_WRITTEN PROBLEM_: Which lines of the records contain "JSON"? Collect every one of them.

_EXERCISE INPUTS_:
• • • • •

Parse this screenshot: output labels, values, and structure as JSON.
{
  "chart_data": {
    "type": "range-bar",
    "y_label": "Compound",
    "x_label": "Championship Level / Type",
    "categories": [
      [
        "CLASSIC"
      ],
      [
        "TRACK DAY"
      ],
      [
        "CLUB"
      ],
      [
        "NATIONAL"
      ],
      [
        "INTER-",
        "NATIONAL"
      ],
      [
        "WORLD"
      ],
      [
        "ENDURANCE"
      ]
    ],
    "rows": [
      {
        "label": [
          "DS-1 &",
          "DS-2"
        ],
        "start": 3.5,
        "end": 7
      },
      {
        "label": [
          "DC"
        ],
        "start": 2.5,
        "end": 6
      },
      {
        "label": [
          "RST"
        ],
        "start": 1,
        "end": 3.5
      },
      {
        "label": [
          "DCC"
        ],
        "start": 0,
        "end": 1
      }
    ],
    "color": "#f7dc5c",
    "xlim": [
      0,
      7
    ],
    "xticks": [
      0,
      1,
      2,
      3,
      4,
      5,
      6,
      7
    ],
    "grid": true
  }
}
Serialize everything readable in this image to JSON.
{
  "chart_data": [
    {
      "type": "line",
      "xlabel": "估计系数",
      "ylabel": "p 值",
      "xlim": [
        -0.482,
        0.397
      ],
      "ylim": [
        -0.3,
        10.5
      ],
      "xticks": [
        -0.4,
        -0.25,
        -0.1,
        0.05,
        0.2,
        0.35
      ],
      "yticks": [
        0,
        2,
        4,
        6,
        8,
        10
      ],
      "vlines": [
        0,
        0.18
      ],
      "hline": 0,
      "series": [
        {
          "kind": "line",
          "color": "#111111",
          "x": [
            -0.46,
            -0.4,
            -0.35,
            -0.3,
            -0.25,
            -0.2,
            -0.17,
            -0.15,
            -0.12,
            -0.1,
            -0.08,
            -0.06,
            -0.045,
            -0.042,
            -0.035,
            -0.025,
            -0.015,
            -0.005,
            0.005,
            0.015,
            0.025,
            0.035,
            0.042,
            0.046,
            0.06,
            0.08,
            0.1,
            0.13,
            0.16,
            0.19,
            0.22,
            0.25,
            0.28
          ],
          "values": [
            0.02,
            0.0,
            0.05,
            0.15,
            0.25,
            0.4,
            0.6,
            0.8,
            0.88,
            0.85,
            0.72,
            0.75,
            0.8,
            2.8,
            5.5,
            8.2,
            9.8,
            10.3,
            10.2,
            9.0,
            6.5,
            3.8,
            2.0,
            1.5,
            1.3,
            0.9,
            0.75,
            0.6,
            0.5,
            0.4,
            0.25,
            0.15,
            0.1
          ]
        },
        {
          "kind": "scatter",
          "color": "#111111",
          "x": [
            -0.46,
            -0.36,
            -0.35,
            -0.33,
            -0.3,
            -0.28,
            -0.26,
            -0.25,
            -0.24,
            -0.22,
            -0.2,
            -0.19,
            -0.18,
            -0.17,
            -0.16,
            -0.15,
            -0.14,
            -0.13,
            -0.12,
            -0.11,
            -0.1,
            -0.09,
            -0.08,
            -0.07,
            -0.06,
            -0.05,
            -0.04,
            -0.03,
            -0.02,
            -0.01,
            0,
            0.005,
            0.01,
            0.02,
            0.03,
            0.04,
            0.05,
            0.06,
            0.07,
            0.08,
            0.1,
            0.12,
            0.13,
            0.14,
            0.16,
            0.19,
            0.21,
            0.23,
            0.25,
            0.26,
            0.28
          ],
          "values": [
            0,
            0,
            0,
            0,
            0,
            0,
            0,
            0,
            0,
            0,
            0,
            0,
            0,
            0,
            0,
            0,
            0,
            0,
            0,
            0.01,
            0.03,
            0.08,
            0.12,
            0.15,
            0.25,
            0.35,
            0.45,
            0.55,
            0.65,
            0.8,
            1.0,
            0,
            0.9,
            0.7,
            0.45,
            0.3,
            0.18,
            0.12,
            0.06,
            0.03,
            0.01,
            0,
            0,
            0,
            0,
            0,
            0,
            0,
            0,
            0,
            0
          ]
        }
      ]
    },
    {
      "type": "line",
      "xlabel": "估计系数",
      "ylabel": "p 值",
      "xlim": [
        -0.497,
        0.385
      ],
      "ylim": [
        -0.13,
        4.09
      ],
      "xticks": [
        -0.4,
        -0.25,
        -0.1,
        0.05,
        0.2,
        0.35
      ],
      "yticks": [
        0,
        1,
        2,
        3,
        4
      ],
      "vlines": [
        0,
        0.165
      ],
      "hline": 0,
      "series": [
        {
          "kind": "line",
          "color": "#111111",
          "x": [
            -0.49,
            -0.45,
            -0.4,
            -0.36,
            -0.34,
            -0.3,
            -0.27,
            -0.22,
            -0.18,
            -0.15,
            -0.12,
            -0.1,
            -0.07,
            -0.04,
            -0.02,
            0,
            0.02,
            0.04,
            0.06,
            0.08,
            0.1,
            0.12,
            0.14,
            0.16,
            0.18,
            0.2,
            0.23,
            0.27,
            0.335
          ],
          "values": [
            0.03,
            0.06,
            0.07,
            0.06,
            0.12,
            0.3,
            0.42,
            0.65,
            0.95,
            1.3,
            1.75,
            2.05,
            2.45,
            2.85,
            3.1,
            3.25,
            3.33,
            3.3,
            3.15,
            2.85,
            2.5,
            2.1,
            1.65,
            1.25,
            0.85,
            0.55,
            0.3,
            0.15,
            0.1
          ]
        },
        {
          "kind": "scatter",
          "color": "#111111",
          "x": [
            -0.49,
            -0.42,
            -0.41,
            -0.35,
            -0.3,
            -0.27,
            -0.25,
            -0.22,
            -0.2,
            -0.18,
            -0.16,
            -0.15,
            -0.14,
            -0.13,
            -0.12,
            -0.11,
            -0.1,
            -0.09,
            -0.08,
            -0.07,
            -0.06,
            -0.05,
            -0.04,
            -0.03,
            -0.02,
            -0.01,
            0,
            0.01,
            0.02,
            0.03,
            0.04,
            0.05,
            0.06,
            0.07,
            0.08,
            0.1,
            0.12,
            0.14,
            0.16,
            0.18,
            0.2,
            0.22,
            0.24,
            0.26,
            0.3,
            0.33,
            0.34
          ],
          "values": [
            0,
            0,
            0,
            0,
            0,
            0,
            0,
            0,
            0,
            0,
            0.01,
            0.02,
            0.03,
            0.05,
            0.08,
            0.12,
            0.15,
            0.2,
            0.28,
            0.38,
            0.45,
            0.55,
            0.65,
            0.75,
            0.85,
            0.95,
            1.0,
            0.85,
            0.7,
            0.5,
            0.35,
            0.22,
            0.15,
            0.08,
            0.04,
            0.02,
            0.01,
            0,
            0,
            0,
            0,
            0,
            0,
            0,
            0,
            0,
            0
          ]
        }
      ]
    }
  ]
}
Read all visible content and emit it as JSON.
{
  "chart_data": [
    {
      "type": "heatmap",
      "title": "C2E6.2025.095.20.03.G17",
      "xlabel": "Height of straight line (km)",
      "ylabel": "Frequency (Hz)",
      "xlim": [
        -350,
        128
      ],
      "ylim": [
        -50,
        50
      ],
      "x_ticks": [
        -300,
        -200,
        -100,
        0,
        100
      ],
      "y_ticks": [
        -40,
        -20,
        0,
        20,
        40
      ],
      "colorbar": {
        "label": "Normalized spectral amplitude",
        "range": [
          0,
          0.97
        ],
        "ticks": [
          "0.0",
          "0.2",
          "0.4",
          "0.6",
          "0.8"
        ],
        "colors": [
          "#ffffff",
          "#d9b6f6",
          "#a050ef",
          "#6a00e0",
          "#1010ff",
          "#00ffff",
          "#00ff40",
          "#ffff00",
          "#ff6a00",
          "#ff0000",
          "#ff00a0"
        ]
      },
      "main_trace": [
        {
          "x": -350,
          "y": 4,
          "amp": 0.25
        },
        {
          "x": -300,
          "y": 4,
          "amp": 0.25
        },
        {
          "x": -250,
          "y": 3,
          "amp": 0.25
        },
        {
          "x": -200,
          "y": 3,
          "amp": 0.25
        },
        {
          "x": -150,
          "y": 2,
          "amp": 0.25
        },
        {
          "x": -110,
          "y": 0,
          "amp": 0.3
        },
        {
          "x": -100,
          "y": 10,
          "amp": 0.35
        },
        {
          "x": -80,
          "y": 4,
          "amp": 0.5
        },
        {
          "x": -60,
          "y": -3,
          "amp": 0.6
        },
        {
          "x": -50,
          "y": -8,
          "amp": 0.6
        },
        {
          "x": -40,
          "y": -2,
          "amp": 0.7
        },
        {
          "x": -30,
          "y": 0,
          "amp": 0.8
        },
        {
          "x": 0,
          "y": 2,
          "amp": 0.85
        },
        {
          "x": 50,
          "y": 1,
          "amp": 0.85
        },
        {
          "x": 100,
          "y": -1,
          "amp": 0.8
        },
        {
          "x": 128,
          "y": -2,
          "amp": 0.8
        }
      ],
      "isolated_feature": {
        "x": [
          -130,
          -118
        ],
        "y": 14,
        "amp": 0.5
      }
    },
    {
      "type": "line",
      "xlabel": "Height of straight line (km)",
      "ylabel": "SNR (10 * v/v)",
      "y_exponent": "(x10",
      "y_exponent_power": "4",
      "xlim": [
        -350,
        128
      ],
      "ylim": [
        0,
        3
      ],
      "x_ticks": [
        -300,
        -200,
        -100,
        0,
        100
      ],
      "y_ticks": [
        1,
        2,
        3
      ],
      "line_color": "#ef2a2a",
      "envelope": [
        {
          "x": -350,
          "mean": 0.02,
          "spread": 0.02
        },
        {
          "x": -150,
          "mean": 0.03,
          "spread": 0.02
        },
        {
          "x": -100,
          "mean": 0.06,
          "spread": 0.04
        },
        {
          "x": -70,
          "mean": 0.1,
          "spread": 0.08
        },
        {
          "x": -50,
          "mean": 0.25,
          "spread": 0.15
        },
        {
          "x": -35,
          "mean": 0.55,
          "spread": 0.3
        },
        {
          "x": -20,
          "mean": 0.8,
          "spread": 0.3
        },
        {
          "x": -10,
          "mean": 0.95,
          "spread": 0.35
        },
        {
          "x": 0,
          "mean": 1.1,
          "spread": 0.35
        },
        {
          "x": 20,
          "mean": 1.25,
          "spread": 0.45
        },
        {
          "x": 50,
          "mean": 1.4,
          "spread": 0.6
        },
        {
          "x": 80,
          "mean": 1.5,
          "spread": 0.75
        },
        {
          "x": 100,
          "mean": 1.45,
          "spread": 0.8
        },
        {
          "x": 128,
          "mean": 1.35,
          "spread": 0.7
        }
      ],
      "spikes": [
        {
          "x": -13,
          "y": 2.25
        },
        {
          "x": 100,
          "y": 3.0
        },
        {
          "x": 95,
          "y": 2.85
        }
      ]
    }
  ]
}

• • • • •

_SOLVED PROBLEM_:
Parse this screenshot: output labels, values, and structure as JSON.
Serialize everything readable in this image to JSON.
Read all visible content and emit it as JSON.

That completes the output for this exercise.